| SOURCE PASSAGE |
******************************

Offering sizes 00 to 40, DTC brand Universal Standard has seen continued demand for plus-size products despite the ubiquity of weight-loss drugs. Now, the New York-based label is taking on new markets through a series of travelling trunk shows, no stores needed.
Universal Standard’s value proposition has not changed since the brand launched in 2015: high-quality fashion that fits every woman, from size 00 to 40.
The New York-based label has stuck to this principle even as the number of brands supporting body diversity has dwindled in recent years. However, it’s never faced a challenge like Ozempic.
The usage of this weight-loss drug, and others like it, is surging, leading some forecasters to question whether today’s size ranges might someday be outdated. AI-based forecasting company Impact Analytics found in a report published earlier this year that in New York’s affluent Upper East Side neighbourhood, sales of women’s shirts in small sizes increased in 2024 by 12%, while sales of larger sizes decreased by the same rate.

******************************

| EXTRACTED ENTRIES |
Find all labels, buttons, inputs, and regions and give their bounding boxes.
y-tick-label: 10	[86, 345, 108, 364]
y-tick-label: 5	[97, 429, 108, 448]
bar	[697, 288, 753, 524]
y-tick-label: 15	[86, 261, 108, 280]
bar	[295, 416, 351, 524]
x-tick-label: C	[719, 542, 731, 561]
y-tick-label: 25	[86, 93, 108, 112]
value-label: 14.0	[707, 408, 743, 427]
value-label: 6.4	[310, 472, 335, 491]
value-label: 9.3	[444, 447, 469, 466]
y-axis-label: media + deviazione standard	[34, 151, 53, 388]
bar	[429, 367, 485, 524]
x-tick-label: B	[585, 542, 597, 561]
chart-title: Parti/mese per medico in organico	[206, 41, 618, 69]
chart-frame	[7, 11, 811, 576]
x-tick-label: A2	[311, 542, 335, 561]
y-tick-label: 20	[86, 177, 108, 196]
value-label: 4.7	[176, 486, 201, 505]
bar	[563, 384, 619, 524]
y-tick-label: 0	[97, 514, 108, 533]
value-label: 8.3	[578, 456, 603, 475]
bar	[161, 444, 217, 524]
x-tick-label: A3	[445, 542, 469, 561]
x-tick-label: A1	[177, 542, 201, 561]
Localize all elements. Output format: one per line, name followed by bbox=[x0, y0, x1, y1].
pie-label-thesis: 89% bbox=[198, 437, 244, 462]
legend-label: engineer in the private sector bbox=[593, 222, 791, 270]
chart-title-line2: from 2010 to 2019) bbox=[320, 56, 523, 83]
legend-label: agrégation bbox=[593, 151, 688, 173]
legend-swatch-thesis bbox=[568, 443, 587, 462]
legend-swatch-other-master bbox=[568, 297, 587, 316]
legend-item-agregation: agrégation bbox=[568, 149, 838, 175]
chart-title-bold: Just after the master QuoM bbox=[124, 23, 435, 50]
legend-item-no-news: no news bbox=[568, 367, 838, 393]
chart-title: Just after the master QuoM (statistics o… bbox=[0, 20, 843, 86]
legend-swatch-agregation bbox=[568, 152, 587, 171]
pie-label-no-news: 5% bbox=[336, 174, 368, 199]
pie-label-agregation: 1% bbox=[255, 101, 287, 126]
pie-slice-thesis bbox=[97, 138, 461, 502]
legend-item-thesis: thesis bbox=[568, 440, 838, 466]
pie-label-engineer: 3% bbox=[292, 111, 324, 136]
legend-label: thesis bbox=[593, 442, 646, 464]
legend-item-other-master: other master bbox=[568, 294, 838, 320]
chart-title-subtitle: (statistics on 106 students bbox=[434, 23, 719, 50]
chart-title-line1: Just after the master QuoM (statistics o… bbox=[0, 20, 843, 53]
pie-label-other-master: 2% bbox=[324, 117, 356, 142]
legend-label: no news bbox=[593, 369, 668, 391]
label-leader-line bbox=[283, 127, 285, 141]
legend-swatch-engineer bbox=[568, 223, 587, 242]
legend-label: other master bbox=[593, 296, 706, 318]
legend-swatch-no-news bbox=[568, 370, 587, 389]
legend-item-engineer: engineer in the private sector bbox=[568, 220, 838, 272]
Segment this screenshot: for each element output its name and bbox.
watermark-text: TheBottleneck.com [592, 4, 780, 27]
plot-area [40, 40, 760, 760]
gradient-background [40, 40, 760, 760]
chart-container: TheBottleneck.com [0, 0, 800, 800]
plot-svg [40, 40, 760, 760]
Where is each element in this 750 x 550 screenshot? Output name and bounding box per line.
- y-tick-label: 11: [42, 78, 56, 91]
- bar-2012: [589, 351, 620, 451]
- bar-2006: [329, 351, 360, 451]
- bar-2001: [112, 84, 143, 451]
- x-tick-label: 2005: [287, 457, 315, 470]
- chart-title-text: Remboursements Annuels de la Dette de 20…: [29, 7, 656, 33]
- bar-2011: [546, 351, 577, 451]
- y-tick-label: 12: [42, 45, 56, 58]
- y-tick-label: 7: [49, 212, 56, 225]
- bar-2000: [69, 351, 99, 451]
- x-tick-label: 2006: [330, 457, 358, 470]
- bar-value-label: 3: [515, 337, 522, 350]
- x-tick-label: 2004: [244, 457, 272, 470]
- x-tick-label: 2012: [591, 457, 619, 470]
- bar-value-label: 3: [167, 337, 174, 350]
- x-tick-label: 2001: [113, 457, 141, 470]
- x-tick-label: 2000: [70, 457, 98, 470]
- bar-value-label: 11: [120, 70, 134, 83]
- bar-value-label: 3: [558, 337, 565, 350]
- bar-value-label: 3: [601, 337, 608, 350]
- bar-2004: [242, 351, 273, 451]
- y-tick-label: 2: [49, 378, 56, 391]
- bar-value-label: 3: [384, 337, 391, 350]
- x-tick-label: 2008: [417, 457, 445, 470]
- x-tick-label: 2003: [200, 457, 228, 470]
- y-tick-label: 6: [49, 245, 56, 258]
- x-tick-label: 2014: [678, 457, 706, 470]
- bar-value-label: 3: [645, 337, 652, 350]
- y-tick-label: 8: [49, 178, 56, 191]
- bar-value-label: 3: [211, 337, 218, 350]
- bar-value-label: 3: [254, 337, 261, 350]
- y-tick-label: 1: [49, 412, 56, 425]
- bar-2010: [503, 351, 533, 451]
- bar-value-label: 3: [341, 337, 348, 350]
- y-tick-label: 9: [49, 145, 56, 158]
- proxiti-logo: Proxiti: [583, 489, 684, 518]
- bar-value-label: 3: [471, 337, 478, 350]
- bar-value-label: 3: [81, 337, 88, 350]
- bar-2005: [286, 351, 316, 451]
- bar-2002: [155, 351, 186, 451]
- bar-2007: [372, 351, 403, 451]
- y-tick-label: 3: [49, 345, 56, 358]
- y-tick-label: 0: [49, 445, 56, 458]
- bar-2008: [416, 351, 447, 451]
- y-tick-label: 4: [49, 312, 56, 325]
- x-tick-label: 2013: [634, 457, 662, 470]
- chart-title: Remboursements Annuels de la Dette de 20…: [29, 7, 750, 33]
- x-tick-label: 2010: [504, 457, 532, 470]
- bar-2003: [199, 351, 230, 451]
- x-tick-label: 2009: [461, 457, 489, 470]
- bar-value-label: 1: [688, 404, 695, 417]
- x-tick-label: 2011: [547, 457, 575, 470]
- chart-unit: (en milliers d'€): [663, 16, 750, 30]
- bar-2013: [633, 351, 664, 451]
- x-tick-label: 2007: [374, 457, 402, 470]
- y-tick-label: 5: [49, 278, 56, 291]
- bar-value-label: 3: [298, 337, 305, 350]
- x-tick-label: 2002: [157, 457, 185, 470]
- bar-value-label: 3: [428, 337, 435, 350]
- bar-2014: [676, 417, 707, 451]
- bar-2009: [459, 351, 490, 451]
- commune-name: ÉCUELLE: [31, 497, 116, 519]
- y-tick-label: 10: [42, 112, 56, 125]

******************************

| JOBS |
**A)** Name every proper noun in the article on Universal Standard that identifies a brand, product, company, or place, giving each only once.
**B)** Reproduce verbatim the portion of the article on Universal Standard that runs from "Universal Standard’s value" up to and including "challenge like Ozempic.".

| THE RESPONSES |
**A)** Universal Standard, Ozempic, Impact Analytics, New York, Upper East Side

**B)**
Universal Standard’s value proposition has not changed since the brand launched in 2015: high-quality fashion that fits every woman, from size 00 to 40.
The New York-based label has stuck to this principle even as the number of brands supporting body diversity has dwindled in recent years. However, it’s never faced a challenge like Ozempic.